- _AVAILABLE RECORDS_:
══════

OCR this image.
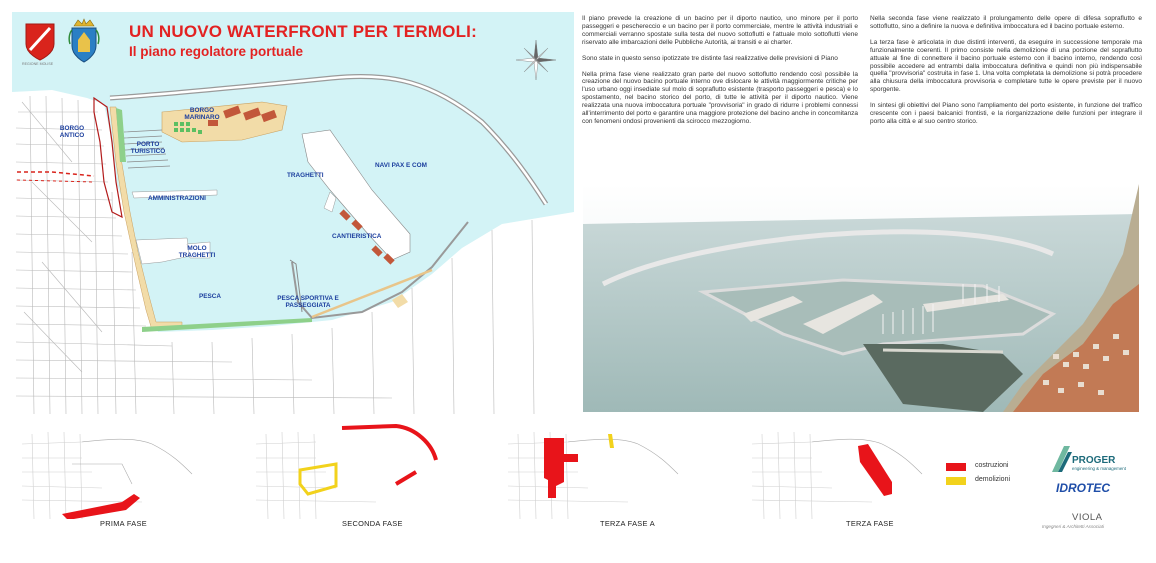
REGIONE MOLISE
UN NUOVO WATERFRONT PER TERMOLI:
Il piano regolatore portuale
BORGO ANTICO
BORGO MARINARO
PORTO TURISTICO
NAVI PAX E COM
TRAGHETTI
AMMINISTRAZIONI
CANTIERISTICA
MOLO TRAGHETTI
PESCA	PESCA SPORTIVA E PASSEGGIATA

Il piano prevede la creazione di un bacino per il diporto nautico, uno minore per il porto passeggeri e peschereccio e un bacino per il porto commerciale, mentre le attività industriali e commerciali verranno spostate sulla testa del nuovo sottoflutti e l'attuale molo sottoflutti viene riservato alle imbarcazioni delle Pubbliche Autorità, ai transiti e ai charter.

Sono state in questo senso ipotizzate tre distinte fasi realizzative delle previsioni di Piano

Nella prima fase viene realizzato gran parte del nuovo sottoflutto rendendo così possibile la creazione del nuovo bacino portuale interno ove dislocare le attività maggiormente critiche per l'uso urbano oggi insediate sul molo di sopraflutto esistente (trasporto passeggeri e pesca) e lo spostamento, nel bacino storico del porto, di tutte le attività per il diporto nautico. Viene realizzata una nuova imboccatura portuale "provvisoria" in grado di ridurre i problemi connessi all'interrimento del porto e garantire una maggiore protezione del bacino anche in concomitanza con fenomeni ondosi provenienti da scirocco mezzogiorno.

Nella seconda fase viene realizzato il prolungamento delle opere di difesa sopraflutto e sottoflutto, sino a definire la nuova e definitiva imboccatura ed il bacino portuale esterno.

La terza fase è articolata in due distinti interventi, da eseguire in successione temporale ma funzionalmente coerenti. Il primo consiste nella demolizione di una porzione del sopraflutto attuale al fine di connettere il bacino portuale esterno con il bacino interno, rendendo così possibile accedere ad entrambi dalla imboccatura definitiva e quindi non più indispensabile quella "provvisoria" costruita in fase 1. Una volta completata la demolizione si potrà procedere alla chiusura della imboccatura provvisoria e completare tutte le opere previste per il nuovo sporgente.

In sintesi gli obiettivi del Piano sono l'ampliamento del porto esistente, in funzione del traffico crescente con i paesi balcanici frontisti, e la riorganizzazione delle funzioni per integrare il porto alla città e al suo centro storico.

PRIMA FASE	SECONDA FASE	TERZA FASE A	TERZA FASE
costruzioni
demolizioni
PROGER
engineering & management
IDROTEC
VIOLA
Ingegneri & Architetti Associati
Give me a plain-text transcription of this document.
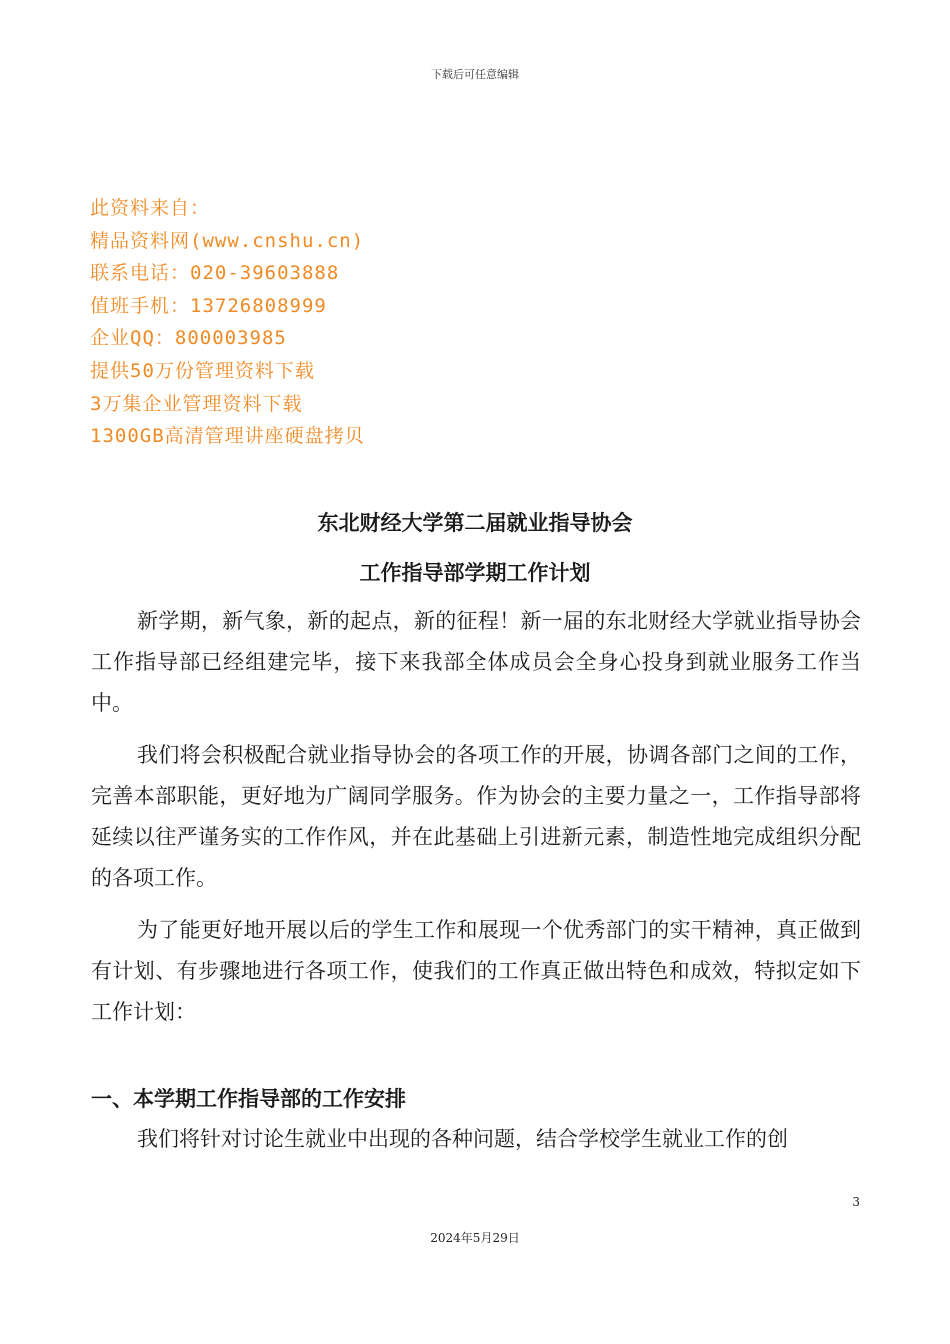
下载后可任意编辑
此资料来自：
精品资料网(www.cnshu.cn)
联系电话：020-39603888
值班手机：13726808999
企业QQ：800003985
提供50万份管理资料下载
3万集企业管理资料下载
1300GB高清管理讲座硬盘拷贝
东北财经大学第二届就业指导协会
工作指导部学期工作计划
新学期，新气象，新的起点，新的征程！新一届的东北财经大学就业指导协会工作指导部已经组建完毕，接下来我部全体成员会全身心投身到就业服务工作当中。
我们将会积极配合就业指导协会的各项工作的开展，协调各部门之间的工作，完善本部职能，更好地为广阔同学服务。作为协会的主要力量之一，工作指导部将延续以往严谨务实的工作作风，并在此基础上引进新元素，制造性地完成组织分配的各项工作。
为了能更好地开展以后的学生工作和展现一个优秀部门的实干精神，真正做到有计划、有步骤地进行各项工作，使我们的工作真正做出特色和成效，特拟定如下工作计划：
一、本学期工作指导部的工作安排
我们将针对讨论生就业中出现的各种问题，结合学校学生就业工作的创
3
2024年5月29日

══════

- _EXERCISE DIRECTIONS_: Print the full listing exactly, dropping the pictures.

- _RESULT FOR THIS EXERCISE_:
OCR this image.
REGIONE MOLISE
UN NUOVO WATERFRONT PER TERMOLI:
Il piano regolatore portuale
BORGO ANTICO
BORGO MARINARO
PORTO TURISTICO
NAVI PAX E COM
TRAGHETTI
AMMINISTRAZIONI
CANTIERISTICA
MOLO TRAGHETTI
PESCA	PESCA SPORTIVA E PASSEGGIATA

Il piano prevede la creazione di un bacino per il diporto nautico, uno minore per il porto passeggeri e peschereccio e un bacino per il porto commerciale, mentre le attività industriali e commerciali verranno spostate sulla testa del nuovo sottoflutti e l'attuale molo sottoflutti viene riservato alle imbarcazioni delle Pubbliche Autorità, ai transiti e ai charter.

Sono state in questo senso ipotizzate tre distinte fasi realizzative delle previsioni di Piano

Nella prima fase viene realizzato gran parte del nuovo sottoflutto rendendo così possibile la creazione del nuovo bacino portuale interno ove dislocare le attività maggiormente critiche per l'uso urbano oggi insediate sul molo di sopraflutto esistente (trasporto passeggeri e pesca) e lo spostamento, nel bacino storico del porto, di tutte le attività per il diporto nautico. Viene realizzata una nuova imboccatura portuale "provvisoria" in grado di ridurre i problemi connessi all'interrimento del porto e garantire una maggiore protezione del bacino anche in concomitanza con fenomeni ondosi provenienti da scirocco mezzogiorno.

Nella seconda fase viene realizzato il prolungamento delle opere di difesa sopraflutto e sottoflutto, sino a definire la nuova e definitiva imboccatura ed il bacino portuale esterno.

La terza fase è articolata in due distinti interventi, da eseguire in successione temporale ma funzionalmente coerenti. Il primo consiste nella demolizione di una porzione del sopraflutto attuale al fine di connettere il bacino portuale esterno con il bacino interno, rendendo così possibile accedere ad entrambi dalla imboccatura definitiva e quindi non più indispensabile quella "provvisoria" costruita in fase 1. Una volta completata la demolizione si potrà procedere alla chiusura della imboccatura provvisoria e completare tutte le opere previste per il nuovo sporgente.

In sintesi gli obiettivi del Piano sono l'ampliamento del porto esistente, in funzione del traffico crescente con i paesi balcanici frontisti, e la riorganizzazione delle funzioni per integrare il porto alla città e al suo centro storico.

PRIMA FASE	SECONDA FASE	TERZA FASE A	TERZA FASE
costruzioni
demolizioni
PROGER
engineering & management
IDROTEC
VIOLA
Ingegneri & Architetti Associati
Give me a plain-text transcription of this document.
下载后可任意编辑
此资料来自：
精品资料网(www.cnshu.cn)
联系电话：020-39603888
值班手机：13726808999
企业QQ：800003985
提供50万份管理资料下载
3万集企业管理资料下载
1300GB高清管理讲座硬盘拷贝
东北财经大学第二届就业指导协会
工作指导部学期工作计划
新学期，新气象，新的起点，新的征程！新一届的东北财经大学就业指导协会工作指导部已经组建完毕，接下来我部全体成员会全身心投身到就业服务工作当中。
我们将会积极配合就业指导协会的各项工作的开展，协调各部门之间的工作，完善本部职能，更好地为广阔同学服务。作为协会的主要力量之一，工作指导部将延续以往严谨务实的工作作风，并在此基础上引进新元素，制造性地完成组织分配的各项工作。
为了能更好地开展以后的学生工作和展现一个优秀部门的实干精神，真正做到有计划、有步骤地进行各项工作，使我们的工作真正做出特色和成效，特拟定如下工作计划：
一、本学期工作指导部的工作安排
我们将针对讨论生就业中出现的各种问题，结合学校学生就业工作的创
3
2024年5月29日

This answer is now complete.